What you should do.
Print out each record below, unaltered and complete, without its images.

Data section.

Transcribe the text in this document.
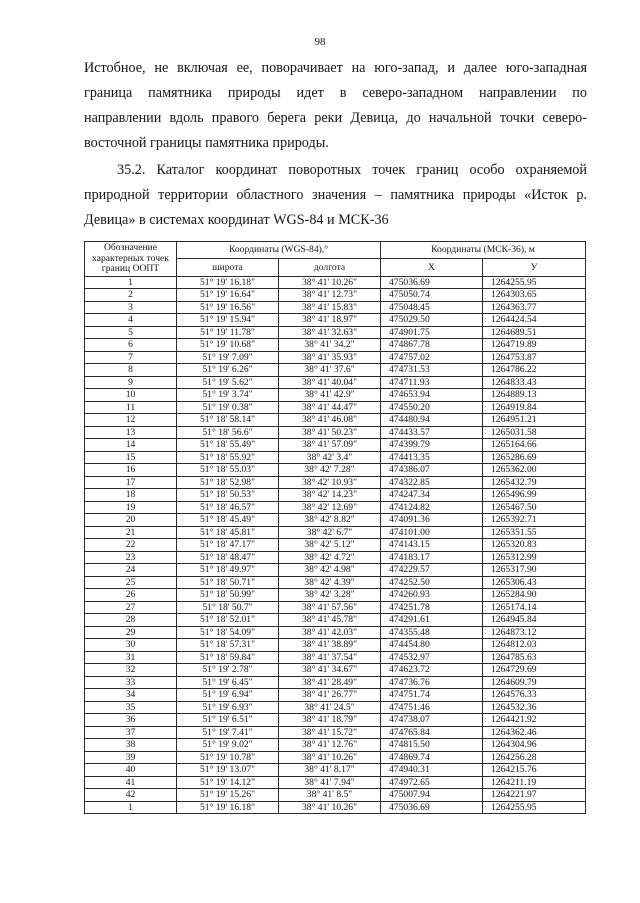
98
Истобное, не включая ее, поворачивает на юго-запад, и далее юго-западная
граница памятника природы идет в северо-западном направлении по
направлении вдоль правого берега реки Девица, до начальной точки северо-
восточной границы памятника природы.
35.2. Каталог координат поворотных точек границ особо охраняемой
природной территории областного значения – памятника природы «Исток р.
Девица» в системах координат WGS-84 и МСК-36
Обозначение характерных точек границ ООПТ	Координаты (WGS-84),°		Координаты (МСК-36), м	
	широта	долгота	X	У
1	51° 19' 16.18"	38° 41' 10.26"	475036.69	1264255.95
2	51° 19' 16.64"	38° 41' 12.73"	475050.74	1264303.65
3	51° 19' 16.56"	38° 41' 15.83"	475048.45	1264363.77
4	51° 19' 15.94"	38° 41' 18.97"	475029.50	1264424.54
5	51° 19' 11.78"	38° 41' 32.63"	474901.75	1264689.51
6	51° 19' 10.68"	38° 41' 34.2"	474867.78	1264719.89
7	51° 19' 7.09"	38° 41' 35.93"	474757.02	1264753.87
8	51° 19' 6.26"	38° 41' 37.6"	474731.53	1264786.22
9	51° 19' 5.62"	38° 41' 40.04"	474711.93	1264833.43
10	51° 19' 3.74"	38° 41' 42.9"	474653.94	1264889.13
11	51° 19' 0.38"	38° 41' 44.47"	474550.20	1264919.84
12	51° 18' 58.14"	38° 41' 46.08"	474480.94	1264951.21
13	51° 18' 56.6"	38° 41' 50.23"	474433.57	1265031.58
14	51° 18' 55.49"	38° 41' 57.09"	474399.79	1265164.66
15	51° 18' 55.92"	38° 42' 3.4"	474413.35	1265286.69
16	51° 18' 55.03"	38° 42' 7.28"	474386.07	1265362.00
17	51° 18' 52.98"	38° 42' 10.93"	474322.85	1265432.79
18	51° 18' 50.53"	38° 42' 14.23"	474247.34	1265496.99
19	51° 18' 46.57"	38° 42' 12.69"	474124.82	1265467.50
20	51° 18' 45.49"	38° 42' 8.82"	474091.36	1265392.71
21	51° 18' 45.81"	38° 42' 6.7"	474101.00	1265351.55
22	51° 18' 47.17"	38° 42' 5.12"	474143.15	1265320.83
23	51° 18' 48.47"	38° 42' 4.72"	474183.17	1265312.99
24	51° 18' 49.97"	38° 42' 4.98"	474229.57	1265317.90
25	51° 18' 50.71"	38° 42' 4.39"	474252.50	1265306.43
26	51° 18' 50.99"	38° 42' 3.28"	474260.93	1265284.90
27	51° 18' 50.7"	38° 41' 57.56"	474251.78	1265174.14
28	51° 18' 52.01"	38° 41' 45.78"	474291.61	1264945.84
29	51° 18' 54.09"	38° 41' 42.03"	474355.48	1264873.12
30	51° 18' 57.31"	38° 41' 38.89"	474454.80	1264812.03
31	51° 18' 59.84"	38° 41' 37.54"	474532.97	1264785.63
32	51° 19' 2.78"	38° 41' 34.67"	474623.72	1264729.69
33	51° 19' 6.45"	38° 41' 28.49"	474736.76	1264609.79
34	51° 19' 6.94"	38° 41' 26.77"	474751.74	1264576.33
35	51° 19' 6.93"	38° 41' 24.5"	474751.46	1264532.36
36	51° 19' 6.51"	38° 41' 18.79"	474738.07	1264421.92
37	51° 19' 7.41"	38° 41' 15.72"	474765.84	1264362.46
38	51° 19' 9.02"	38° 41' 12.76"	474815.50	1264304.96
39	51° 19' 10.78"	38° 41' 10.26"	474869.74	1264256.28
40	51° 19' 13.07"	38° 41' 8.17"	474940.31	1264215.76
41	51° 19' 14.12"	38° 41' 7.94"	474972.65	1264211.19
42	51° 19' 15.26"	38° 41' 8.5"	475007.94	1264221.97
1	51° 19' 16.18"	38° 41' 10.26"	475036.69	1264255.95
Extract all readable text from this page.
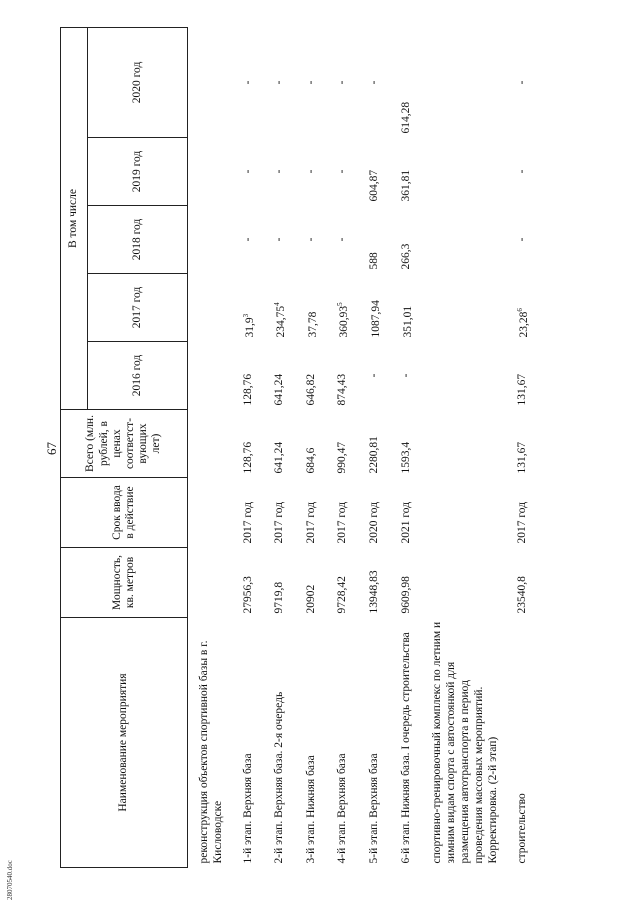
67
28070540.doc
Наименование мероприятия	Мощность, кв. метров	Срок ввода в действие	Всего (млн. рублей, в ценах соответст-вующих лет)	В том числе				
				2016 год	2017 год	2018 год	2019 год	2020 год
реконструкция объектов спортивной базы в г. Кисловодске								
1-й этап. Верхняя база	27956,3	2017 год	128,76	128,76	31,9$^3$	-	-	-
2-й этап. Верхняя база. 2-я очередь	9719,8	2017 год	641,24	641,24	234,75$^4$	-	-	-
3-й этап. Нижняя база	20902	2017 год	684,6	646,82	37,78	-	-	-
4-й этап. Верхняя база	9728,42	2017 год	990,47	874,43	360,93$^5$	-	-	-
5-й этап. Верхняя база	13948,83	2020 год	2280,81	-	1087,94	588	604,87	-
6-й этап. Нижняя база. I очередь строительства	9609,98	2021 год	1593,4	-	351,01	266,3	361,81	614,28
спортивно-тренировочный комплекс по летним и зимним видам спорта с автостоянкой для размещения автотранспорта в период проведения массовых мероприятий. Корректировка. (2-й этап)								
строительство	23540,8	2017 год	131,67	131,67	23,28$^6$	-	-	-
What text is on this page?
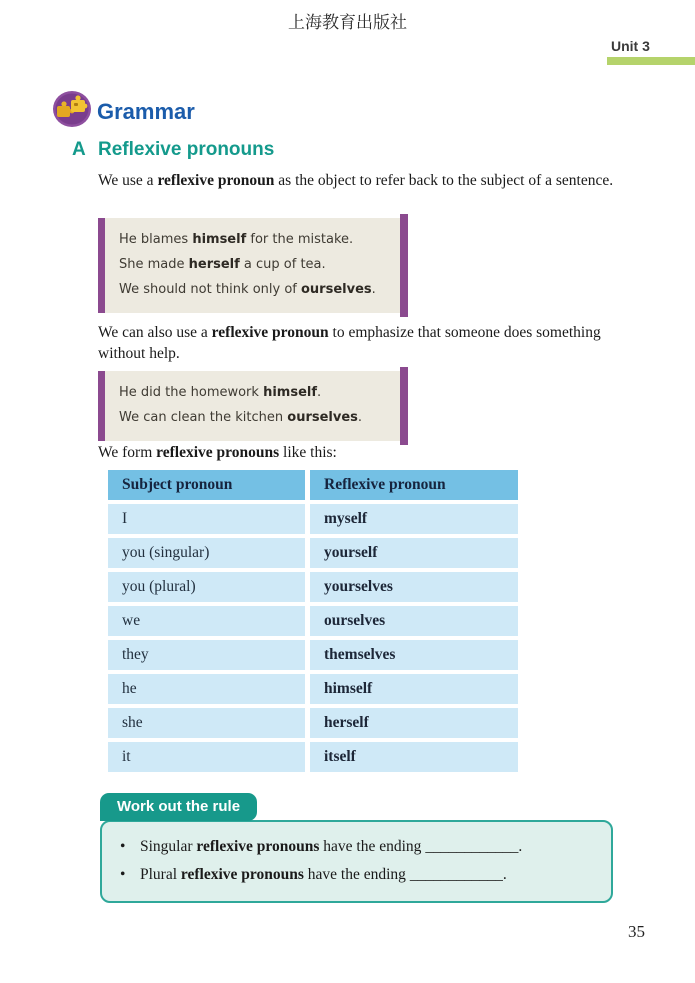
上海教育出版社
Unit 3
Grammar
A Reflexive pronouns
We use a reflexive pronoun as the object to refer back to the subject of a sentence.
He blames himself for the mistake.
She made herself a cup of tea.
We should not think only of ourselves.
We can also use a reflexive pronoun to emphasize that someone does something without help.
He did the homework himself.
We can clean the kitchen ourselves.
We form reflexive pronouns like this:
Subject pronoun	Reflexive pronoun
I	myself
you (singular)	yourself
you (plural)	yourselves
we	ourselves
they	themselves
he	himself
she	herself
it	itself
Work out the rule
• Singular reflexive pronouns have the ending ____________.
• Plural reflexive pronouns have the ending ____________.
35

Complete answer.
Transcribe the text in this document.
98
Истобное, не включая ее, поворачивает на юго-запад, и далее юго-западная
граница памятника природы идет в северо-западном направлении по
направлении вдоль правого берега реки Девица, до начальной точки северо-
восточной границы памятника природы.
35.2. Каталог координат поворотных точек границ особо охраняемой
природной территории областного значения – памятника природы «Исток р.
Девица» в системах координат WGS-84 и МСК-36
Обозначение характерных точек границ ООПТ	Координаты (WGS-84),°		Координаты (МСК-36), м	
	широта	долгота	X	У
1	51° 19' 16.18"	38° 41' 10.26"	475036.69	1264255.95
2	51° 19' 16.64"	38° 41' 12.73"	475050.74	1264303.65
3	51° 19' 16.56"	38° 41' 15.83"	475048.45	1264363.77
4	51° 19' 15.94"	38° 41' 18.97"	475029.50	1264424.54
5	51° 19' 11.78"	38° 41' 32.63"	474901.75	1264689.51
6	51° 19' 10.68"	38° 41' 34.2"	474867.78	1264719.89
7	51° 19' 7.09"	38° 41' 35.93"	474757.02	1264753.87
8	51° 19' 6.26"	38° 41' 37.6"	474731.53	1264786.22
9	51° 19' 5.62"	38° 41' 40.04"	474711.93	1264833.43
10	51° 19' 3.74"	38° 41' 42.9"	474653.94	1264889.13
11	51° 19' 0.38"	38° 41' 44.47"	474550.20	1264919.84
12	51° 18' 58.14"	38° 41' 46.08"	474480.94	1264951.21
13	51° 18' 56.6"	38° 41' 50.23"	474433.57	1265031.58
14	51° 18' 55.49"	38° 41' 57.09"	474399.79	1265164.66
15	51° 18' 55.92"	38° 42' 3.4"	474413.35	1265286.69
16	51° 18' 55.03"	38° 42' 7.28"	474386.07	1265362.00
17	51° 18' 52.98"	38° 42' 10.93"	474322.85	1265432.79
18	51° 18' 50.53"	38° 42' 14.23"	474247.34	1265496.99
19	51° 18' 46.57"	38° 42' 12.69"	474124.82	1265467.50
20	51° 18' 45.49"	38° 42' 8.82"	474091.36	1265392.71
21	51° 18' 45.81"	38° 42' 6.7"	474101.00	1265351.55
22	51° 18' 47.17"	38° 42' 5.12"	474143.15	1265320.83
23	51° 18' 48.47"	38° 42' 4.72"	474183.17	1265312.99
24	51° 18' 49.97"	38° 42' 4.98"	474229.57	1265317.90
25	51° 18' 50.71"	38° 42' 4.39"	474252.50	1265306.43
26	51° 18' 50.99"	38° 42' 3.28"	474260.93	1265284.90
27	51° 18' 50.7"	38° 41' 57.56"	474251.78	1265174.14
28	51° 18' 52.01"	38° 41' 45.78"	474291.61	1264945.84
29	51° 18' 54.09"	38° 41' 42.03"	474355.48	1264873.12
30	51° 18' 57.31"	38° 41' 38.89"	474454.80	1264812.03
31	51° 18' 59.84"	38° 41' 37.54"	474532.97	1264785.63
32	51° 19' 2.78"	38° 41' 34.67"	474623.72	1264729.69
33	51° 19' 6.45"	38° 41' 28.49"	474736.76	1264609.79
34	51° 19' 6.94"	38° 41' 26.77"	474751.74	1264576.33
35	51° 19' 6.93"	38° 41' 24.5"	474751.46	1264532.36
36	51° 19' 6.51"	38° 41' 18.79"	474738.07	1264421.92
37	51° 19' 7.41"	38° 41' 15.72"	474765.84	1264362.46
38	51° 19' 9.02"	38° 41' 12.76"	474815.50	1264304.96
39	51° 19' 10.78"	38° 41' 10.26"	474869.74	1264256.28
40	51° 19' 13.07"	38° 41' 8.17"	474940.31	1264215.76
41	51° 19' 14.12"	38° 41' 7.94"	474972.65	1264211.19
42	51° 19' 15.26"	38° 41' 8.5"	475007.94	1264221.97
1	51° 19' 16.18"	38° 41' 10.26"	475036.69	1264255.95
Extract all readable text from this page.
67
28070540.doc
Наименование мероприятия	Мощность, кв. метров	Срок ввода в действие	Всего (млн. рублей, в ценах соответст-вующих лет)	В том числе				
				2016 год	2017 год	2018 год	2019 год	2020 год
реконструкция объектов спортивной базы в г. Кисловодске								
1-й этап. Верхняя база	27956,3	2017 год	128,76	128,76	31,9$^3$	-	-	-
2-й этап. Верхняя база. 2-я очередь	9719,8	2017 год	641,24	641,24	234,75$^4$	-	-	-
3-й этап. Нижняя база	20902	2017 год	684,6	646,82	37,78	-	-	-
4-й этап. Верхняя база	9728,42	2017 год	990,47	874,43	360,93$^5$	-	-	-
5-й этап. Верхняя база	13948,83	2020 год	2280,81	-	1087,94	588	604,87	-
6-й этап. Нижняя база. I очередь строительства	9609,98	2021 год	1593,4	-	351,01	266,3	361,81	614,28
спортивно-тренировочный комплекс по летним и зимним видам спорта с автостоянкой для размещения автотранспорта в период проведения массовых мероприятий. Корректировка. (2-й этап)								
строительство	23540,8	2017 год	131,67	131,67	23,28$^6$	-	-	-
What text is on this page?
上海教育出版社
Unit 3
Grammar
A Reflexive pronouns
We use a reflexive pronoun as the object to refer back to the subject of a sentence.
He blames himself for the mistake.
She made herself a cup of tea.
We should not think only of ourselves.
We can also use a reflexive pronoun to emphasize that someone does something without help.
He did the homework himself.
We can clean the kitchen ourselves.
We form reflexive pronouns like this:
Subject pronoun	Reflexive pronoun
I	myself
you (singular)	yourself
you (plural)	yourselves
we	ourselves
they	themselves
he	himself
she	herself
it	itself
Work out the rule
• Singular reflexive pronouns have the ending ____________.
• Plural reflexive pronouns have the ending ____________.
35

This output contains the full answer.